> _Problem requirements_:
Scan the records for the string "tilter"; copy each line where it occurs.

> _Extracted entries_:
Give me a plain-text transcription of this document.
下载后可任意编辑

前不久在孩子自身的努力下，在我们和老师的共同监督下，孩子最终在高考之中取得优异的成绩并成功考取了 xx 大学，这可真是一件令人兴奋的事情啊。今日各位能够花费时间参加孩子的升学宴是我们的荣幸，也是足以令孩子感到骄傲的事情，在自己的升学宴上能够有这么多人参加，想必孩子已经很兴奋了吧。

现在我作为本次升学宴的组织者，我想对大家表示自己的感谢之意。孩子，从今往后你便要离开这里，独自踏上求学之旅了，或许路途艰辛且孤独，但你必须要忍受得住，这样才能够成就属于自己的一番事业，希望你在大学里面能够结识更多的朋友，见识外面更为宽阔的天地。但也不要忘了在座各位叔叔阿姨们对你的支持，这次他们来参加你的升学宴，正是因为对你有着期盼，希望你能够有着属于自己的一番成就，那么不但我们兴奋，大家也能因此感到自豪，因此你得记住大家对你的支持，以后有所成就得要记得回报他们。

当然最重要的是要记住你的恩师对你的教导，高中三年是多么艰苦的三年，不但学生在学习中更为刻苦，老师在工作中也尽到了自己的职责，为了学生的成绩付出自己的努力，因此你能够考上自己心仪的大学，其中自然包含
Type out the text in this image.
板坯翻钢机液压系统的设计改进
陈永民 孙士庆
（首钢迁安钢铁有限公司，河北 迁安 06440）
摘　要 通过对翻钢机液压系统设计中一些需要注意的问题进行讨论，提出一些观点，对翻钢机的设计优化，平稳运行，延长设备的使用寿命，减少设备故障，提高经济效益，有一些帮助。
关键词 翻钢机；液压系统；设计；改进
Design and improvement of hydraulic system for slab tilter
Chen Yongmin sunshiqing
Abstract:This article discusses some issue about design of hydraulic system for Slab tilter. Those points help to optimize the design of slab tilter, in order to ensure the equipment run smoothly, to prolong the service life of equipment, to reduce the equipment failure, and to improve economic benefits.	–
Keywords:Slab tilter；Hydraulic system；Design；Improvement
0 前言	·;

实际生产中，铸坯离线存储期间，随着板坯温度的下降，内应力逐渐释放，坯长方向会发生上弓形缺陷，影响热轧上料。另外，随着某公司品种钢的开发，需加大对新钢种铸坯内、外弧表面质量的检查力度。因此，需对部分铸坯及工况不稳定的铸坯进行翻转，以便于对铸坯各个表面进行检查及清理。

> _Exercise answer_:
Design and improvement of hydraulic system for slab tilter
Abstract:This article discusses some issue about design of hydraulic system for Slab tilter. Those points help to optimize the design of slab tilter, in order to ensure the equipment run smoothly, to prolong the service life of equipment, to reduce the equipment failure, and to improve economic benefits.	–
Keywords:Slab tilter；Hydraulic system；Design；Improvement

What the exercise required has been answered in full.